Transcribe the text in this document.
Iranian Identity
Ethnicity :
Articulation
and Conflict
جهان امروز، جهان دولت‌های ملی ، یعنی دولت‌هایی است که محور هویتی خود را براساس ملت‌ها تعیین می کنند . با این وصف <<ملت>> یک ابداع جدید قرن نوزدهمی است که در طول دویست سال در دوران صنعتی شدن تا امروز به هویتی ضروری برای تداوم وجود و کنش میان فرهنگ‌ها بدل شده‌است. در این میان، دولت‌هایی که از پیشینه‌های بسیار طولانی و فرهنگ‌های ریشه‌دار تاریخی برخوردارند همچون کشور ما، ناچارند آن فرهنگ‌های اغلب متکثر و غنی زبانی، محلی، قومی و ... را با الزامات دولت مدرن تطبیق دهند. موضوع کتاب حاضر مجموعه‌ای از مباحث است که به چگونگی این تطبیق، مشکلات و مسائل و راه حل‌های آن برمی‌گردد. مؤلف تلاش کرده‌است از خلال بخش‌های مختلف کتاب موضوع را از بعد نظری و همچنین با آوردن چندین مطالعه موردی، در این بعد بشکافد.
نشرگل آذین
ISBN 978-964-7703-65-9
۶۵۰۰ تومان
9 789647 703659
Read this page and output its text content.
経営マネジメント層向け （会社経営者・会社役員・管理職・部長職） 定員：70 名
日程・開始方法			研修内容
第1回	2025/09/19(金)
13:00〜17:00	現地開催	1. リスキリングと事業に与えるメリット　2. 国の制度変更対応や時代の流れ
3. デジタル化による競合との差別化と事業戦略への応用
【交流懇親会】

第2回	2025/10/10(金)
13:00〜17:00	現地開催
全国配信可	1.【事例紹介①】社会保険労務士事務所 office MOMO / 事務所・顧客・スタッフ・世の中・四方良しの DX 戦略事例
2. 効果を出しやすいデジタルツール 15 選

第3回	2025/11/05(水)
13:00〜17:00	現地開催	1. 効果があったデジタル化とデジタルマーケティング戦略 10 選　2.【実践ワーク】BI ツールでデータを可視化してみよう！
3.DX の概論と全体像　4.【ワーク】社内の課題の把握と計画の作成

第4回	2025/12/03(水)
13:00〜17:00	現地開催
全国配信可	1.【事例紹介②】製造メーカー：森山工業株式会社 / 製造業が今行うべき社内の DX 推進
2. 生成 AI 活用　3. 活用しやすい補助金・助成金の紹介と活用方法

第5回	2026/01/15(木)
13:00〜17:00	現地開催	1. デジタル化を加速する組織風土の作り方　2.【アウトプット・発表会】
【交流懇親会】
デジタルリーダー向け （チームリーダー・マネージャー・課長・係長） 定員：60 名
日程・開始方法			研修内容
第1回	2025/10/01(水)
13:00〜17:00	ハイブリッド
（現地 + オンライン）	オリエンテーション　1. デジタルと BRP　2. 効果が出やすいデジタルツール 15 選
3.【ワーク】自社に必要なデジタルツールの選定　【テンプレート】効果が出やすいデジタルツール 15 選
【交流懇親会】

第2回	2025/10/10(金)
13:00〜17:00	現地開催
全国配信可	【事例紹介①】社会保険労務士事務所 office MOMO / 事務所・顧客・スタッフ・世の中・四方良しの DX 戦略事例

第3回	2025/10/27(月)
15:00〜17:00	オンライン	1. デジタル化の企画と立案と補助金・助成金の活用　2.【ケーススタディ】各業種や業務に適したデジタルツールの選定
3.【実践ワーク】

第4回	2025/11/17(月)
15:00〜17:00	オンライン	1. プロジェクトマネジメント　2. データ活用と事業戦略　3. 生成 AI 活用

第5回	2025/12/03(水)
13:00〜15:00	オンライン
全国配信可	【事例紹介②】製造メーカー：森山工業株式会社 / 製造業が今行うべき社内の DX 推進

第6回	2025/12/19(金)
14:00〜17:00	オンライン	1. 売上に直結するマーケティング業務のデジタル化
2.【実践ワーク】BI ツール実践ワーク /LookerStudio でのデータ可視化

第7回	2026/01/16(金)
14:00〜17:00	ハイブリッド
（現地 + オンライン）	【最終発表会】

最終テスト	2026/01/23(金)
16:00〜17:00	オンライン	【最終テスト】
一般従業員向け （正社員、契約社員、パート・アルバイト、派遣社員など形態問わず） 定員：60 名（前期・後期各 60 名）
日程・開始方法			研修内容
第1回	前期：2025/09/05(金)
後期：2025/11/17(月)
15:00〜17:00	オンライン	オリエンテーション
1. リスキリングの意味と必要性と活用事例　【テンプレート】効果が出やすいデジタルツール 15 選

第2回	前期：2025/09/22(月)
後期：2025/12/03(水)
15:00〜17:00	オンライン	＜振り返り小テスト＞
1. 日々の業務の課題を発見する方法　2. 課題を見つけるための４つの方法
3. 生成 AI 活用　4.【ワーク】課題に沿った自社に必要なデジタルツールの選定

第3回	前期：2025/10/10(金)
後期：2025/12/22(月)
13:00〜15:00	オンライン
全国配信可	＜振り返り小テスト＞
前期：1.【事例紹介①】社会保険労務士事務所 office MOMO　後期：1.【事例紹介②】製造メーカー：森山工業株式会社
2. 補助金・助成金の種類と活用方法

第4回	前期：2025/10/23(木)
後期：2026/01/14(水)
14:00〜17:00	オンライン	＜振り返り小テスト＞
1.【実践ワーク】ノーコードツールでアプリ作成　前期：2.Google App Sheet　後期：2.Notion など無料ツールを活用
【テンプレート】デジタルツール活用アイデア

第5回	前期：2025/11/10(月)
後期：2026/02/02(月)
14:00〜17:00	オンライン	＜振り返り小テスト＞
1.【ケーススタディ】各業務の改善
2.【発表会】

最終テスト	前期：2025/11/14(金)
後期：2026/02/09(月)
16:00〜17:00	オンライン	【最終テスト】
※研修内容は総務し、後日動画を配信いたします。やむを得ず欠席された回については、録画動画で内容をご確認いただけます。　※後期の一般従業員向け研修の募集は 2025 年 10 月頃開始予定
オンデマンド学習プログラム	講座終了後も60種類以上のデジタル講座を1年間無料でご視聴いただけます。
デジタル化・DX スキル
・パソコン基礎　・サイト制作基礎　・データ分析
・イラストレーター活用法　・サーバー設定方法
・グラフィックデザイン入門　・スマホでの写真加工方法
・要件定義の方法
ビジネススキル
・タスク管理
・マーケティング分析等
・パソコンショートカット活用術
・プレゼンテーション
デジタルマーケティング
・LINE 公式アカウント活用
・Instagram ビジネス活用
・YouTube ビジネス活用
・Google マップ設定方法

EXERCISE INSTRUCTIONS | Search the preceding listing for "効果が出やすいデジタルツール" and extract every line where it is found.

RESULT BELOW |
（現地 + オンライン）	オリエンテーション　1. デジタルと BRP　2. 効果が出やすいデジタルツール 15 選
3.【ワーク】自社に必要なデジタルツールの選定　【テンプレート】効果が出やすいデジタルツール 15 選
1. リスキリングの意味と必要性と活用事例　【テンプレート】効果が出やすいデジタルツール 15 選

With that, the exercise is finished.